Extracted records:
########

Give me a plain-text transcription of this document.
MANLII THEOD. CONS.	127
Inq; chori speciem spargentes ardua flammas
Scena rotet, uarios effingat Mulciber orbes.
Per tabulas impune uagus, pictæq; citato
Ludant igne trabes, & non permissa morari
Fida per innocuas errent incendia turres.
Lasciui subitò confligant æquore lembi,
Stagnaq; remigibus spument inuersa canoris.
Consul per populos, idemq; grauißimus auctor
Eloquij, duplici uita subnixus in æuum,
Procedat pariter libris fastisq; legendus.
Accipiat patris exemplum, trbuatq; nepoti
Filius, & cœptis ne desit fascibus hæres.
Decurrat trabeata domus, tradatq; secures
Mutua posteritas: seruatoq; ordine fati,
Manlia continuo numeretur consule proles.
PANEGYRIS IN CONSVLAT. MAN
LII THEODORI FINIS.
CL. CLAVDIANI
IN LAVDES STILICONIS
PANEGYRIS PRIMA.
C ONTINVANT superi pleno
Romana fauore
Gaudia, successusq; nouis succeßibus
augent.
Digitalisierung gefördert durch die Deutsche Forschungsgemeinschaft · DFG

########

Report back each line of the entries that holds the string "PANEGYRIS".

PANEGYRIS IN CONSVLAT. MAN
PANEGYRIS PRIMA.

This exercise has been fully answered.